EXTRACTED RECORDS:
=-=-=-=-=
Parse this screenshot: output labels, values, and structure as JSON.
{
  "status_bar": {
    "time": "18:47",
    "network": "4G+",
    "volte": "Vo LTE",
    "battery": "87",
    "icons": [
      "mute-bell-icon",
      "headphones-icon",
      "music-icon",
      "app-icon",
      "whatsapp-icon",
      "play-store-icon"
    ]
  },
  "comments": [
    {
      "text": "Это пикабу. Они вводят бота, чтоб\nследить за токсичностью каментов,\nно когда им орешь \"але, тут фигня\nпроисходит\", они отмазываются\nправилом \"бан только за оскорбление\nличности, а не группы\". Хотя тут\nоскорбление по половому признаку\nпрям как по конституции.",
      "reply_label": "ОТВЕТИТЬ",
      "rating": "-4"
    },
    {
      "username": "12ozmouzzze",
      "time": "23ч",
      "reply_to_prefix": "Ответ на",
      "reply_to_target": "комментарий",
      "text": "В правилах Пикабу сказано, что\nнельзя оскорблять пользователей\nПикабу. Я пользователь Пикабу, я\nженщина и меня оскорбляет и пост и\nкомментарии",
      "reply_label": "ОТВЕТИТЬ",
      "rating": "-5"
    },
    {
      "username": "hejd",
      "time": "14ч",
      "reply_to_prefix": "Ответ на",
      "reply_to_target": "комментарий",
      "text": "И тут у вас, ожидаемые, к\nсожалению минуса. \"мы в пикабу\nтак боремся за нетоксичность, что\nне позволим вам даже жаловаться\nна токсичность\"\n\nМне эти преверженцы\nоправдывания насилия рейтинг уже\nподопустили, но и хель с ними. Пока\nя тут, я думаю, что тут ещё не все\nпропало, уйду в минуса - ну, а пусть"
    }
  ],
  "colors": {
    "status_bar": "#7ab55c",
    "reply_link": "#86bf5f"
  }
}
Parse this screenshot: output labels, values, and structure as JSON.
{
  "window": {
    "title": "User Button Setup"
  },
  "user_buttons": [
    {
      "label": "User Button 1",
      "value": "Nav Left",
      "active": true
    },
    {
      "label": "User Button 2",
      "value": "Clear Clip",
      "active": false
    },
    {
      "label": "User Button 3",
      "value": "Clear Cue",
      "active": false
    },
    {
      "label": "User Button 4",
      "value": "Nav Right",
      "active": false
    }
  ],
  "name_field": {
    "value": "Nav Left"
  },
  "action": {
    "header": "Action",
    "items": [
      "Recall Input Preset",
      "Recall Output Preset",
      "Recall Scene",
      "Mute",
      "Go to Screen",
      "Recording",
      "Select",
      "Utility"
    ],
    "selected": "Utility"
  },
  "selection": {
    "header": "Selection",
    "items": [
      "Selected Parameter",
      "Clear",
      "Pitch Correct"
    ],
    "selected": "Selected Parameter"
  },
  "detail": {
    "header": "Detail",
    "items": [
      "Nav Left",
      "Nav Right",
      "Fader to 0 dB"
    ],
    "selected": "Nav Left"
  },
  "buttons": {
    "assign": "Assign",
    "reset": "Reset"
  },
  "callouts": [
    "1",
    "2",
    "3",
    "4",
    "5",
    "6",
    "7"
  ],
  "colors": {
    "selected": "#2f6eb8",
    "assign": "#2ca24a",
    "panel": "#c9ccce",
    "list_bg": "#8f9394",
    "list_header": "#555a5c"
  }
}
=-=-=-=-=
STATED PROBLEM: Pull out every line holding "Left" from the records above, and copy it.

WRITTEN SOLUTION:
      "value": "Nav Left",
    "value": "Nav Left"
      "Nav Left",
    "selected": "Nav Left"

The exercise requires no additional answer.